** Record set **
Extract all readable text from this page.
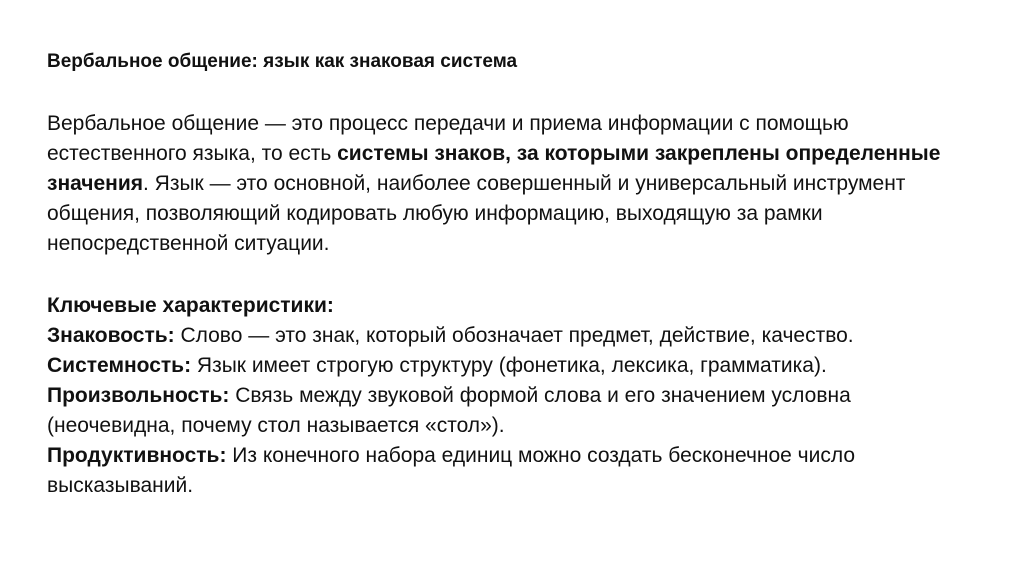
Вербальное общение: язык как знаковая система

Вербальное общение — это процесс передачи и приема информации с помощью естественного языка, то есть системы знаков, за которыми закреплены определенные значения. Язык — это основной, наиболее совершенный и универсальный инструмент общения, позволяющий кодировать любую информацию, выходящую за рамки непосредственной ситуации.

Ключевые характеристики:

Знаковость: Слово — это знак, который обозначает предмет, действие, качество.

Системность: Язык имеет строгую структуру (фонетика, лексика, грамматика).

Произвольность: Связь между звуковой формой слова и его значением условна (неочевидна, почему стол называется «стол»).

Продуктивность: Из конечного набора единиц можно создать бесконечное число высказываний.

** Short task **
Pictures are excluded; copy all other data exactly as shown.

** Exercise response **
Extract all readable text from this page.
Вербальное общение: язык как знаковая система

Вербальное общение — это процесс передачи и приема информации с помощью естественного языка, то есть системы знаков, за которыми закреплены определенные значения. Язык — это основной, наиболее совершенный и универсальный инструмент общения, позволяющий кодировать любую информацию, выходящую за рамки непосредственной ситуации.

Ключевые характеристики:

Знаковость: Слово — это знак, который обозначает предмет, действие, качество.

Системность: Язык имеет строгую структуру (фонетика, лексика, грамматика).

Произвольность: Связь между звуковой формой слова и его значением условна (неочевидна, почему стол называется «стол»).

Продуктивность: Из конечного набора единиц можно создать бесконечное число высказываний.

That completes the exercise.